#### [THE DATA]
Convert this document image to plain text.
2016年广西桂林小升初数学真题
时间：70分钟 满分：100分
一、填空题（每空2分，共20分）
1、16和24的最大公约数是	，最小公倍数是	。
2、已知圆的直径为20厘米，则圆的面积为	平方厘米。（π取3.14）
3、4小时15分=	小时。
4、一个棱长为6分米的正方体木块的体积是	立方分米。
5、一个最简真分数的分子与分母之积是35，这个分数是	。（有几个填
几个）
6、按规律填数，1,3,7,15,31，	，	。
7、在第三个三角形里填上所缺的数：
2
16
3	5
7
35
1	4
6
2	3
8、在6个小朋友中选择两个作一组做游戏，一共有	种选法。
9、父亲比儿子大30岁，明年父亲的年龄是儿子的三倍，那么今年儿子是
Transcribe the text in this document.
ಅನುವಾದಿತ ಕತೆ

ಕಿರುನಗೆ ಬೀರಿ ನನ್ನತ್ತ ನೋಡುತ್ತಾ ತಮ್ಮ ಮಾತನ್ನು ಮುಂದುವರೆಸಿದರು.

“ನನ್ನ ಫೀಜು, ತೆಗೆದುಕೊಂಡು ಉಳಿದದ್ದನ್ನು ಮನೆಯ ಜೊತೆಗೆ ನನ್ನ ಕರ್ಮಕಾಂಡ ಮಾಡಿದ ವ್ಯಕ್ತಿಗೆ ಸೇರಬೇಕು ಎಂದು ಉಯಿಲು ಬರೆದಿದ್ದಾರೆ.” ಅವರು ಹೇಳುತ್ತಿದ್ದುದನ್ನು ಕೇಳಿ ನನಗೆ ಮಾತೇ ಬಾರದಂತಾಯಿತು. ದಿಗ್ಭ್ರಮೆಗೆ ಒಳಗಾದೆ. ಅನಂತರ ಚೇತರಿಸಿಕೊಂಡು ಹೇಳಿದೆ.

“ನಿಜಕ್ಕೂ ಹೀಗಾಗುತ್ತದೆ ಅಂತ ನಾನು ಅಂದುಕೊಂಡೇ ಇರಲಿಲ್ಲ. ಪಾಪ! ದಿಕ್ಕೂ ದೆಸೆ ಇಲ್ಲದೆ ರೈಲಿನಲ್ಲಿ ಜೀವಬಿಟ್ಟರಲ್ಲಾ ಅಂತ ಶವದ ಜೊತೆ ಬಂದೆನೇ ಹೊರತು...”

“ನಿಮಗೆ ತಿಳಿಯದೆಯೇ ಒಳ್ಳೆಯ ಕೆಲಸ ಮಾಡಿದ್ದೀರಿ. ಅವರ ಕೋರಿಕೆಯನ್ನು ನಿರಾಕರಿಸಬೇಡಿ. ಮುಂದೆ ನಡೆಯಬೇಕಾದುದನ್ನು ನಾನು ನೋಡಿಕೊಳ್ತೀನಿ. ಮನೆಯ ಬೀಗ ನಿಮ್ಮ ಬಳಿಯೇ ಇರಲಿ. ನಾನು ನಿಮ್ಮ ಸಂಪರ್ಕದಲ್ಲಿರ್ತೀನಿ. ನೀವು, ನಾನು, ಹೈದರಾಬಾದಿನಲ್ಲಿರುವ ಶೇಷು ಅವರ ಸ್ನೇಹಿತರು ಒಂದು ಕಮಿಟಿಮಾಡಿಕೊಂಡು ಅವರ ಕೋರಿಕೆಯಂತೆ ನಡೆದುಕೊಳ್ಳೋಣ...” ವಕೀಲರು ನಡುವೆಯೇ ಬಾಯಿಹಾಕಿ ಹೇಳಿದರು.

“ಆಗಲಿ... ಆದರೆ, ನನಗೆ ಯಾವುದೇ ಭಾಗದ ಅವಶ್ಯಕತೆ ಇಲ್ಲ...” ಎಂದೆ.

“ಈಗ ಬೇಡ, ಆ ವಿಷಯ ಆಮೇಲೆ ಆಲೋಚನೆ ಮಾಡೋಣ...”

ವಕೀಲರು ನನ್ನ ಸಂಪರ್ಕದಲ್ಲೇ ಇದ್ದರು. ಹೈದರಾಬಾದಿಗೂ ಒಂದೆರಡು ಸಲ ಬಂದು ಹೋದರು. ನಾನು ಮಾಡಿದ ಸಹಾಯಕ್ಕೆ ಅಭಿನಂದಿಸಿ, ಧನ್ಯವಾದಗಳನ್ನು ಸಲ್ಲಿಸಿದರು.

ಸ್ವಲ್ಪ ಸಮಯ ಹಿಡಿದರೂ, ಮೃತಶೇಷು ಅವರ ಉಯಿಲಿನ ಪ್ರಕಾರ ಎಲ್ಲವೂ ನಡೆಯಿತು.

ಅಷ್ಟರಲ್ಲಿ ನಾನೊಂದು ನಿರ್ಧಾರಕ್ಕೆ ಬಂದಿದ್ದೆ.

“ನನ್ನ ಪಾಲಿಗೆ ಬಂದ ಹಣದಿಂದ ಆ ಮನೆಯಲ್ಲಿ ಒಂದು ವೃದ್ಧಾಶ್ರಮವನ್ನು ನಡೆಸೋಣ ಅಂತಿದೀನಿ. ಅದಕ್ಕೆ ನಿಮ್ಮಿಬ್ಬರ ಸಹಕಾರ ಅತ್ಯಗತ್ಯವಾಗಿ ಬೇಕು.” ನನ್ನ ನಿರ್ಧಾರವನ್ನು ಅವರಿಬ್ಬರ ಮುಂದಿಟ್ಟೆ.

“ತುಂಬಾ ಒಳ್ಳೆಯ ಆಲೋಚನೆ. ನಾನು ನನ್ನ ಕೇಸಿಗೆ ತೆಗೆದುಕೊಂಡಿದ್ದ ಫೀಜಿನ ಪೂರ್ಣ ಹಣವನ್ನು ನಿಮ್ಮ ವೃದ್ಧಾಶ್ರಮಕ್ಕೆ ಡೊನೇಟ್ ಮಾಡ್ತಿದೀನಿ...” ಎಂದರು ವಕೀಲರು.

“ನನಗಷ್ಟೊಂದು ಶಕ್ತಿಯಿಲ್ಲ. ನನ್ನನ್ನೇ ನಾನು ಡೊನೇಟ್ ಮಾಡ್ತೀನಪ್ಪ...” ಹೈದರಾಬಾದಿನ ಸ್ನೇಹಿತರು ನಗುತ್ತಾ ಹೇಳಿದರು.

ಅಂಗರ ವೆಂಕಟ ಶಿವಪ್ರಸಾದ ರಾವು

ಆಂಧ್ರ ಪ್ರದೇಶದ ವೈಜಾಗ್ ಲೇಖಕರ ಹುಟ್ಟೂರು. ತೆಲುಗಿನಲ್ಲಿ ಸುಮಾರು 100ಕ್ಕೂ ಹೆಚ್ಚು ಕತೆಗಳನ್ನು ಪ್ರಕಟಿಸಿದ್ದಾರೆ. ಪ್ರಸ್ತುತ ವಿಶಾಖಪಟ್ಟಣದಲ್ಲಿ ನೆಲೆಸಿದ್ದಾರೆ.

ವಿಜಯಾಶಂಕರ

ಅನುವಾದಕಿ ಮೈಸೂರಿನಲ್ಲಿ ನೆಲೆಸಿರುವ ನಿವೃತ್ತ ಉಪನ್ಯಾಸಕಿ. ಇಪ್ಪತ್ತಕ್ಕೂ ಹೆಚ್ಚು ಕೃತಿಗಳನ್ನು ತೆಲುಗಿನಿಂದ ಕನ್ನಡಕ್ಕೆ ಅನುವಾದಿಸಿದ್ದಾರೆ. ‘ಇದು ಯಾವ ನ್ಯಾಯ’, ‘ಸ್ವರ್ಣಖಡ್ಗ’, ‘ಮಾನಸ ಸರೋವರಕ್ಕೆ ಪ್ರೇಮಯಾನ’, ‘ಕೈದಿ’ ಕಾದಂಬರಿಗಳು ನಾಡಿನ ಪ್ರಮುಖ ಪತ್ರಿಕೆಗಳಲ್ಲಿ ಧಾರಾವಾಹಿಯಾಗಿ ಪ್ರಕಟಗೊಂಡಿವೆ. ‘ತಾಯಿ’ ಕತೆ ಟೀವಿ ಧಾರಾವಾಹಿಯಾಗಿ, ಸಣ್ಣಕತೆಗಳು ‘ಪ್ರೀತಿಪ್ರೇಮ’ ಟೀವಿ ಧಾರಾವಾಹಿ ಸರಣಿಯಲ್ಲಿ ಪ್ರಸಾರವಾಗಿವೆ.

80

#### [TASK INSTRUCTIONS]
Go through the records and gather the lines that hold "text".

#### [ANSWER FOR THIS EXERCISE]
Convert this document image to plain text.
Transcribe the text in this document.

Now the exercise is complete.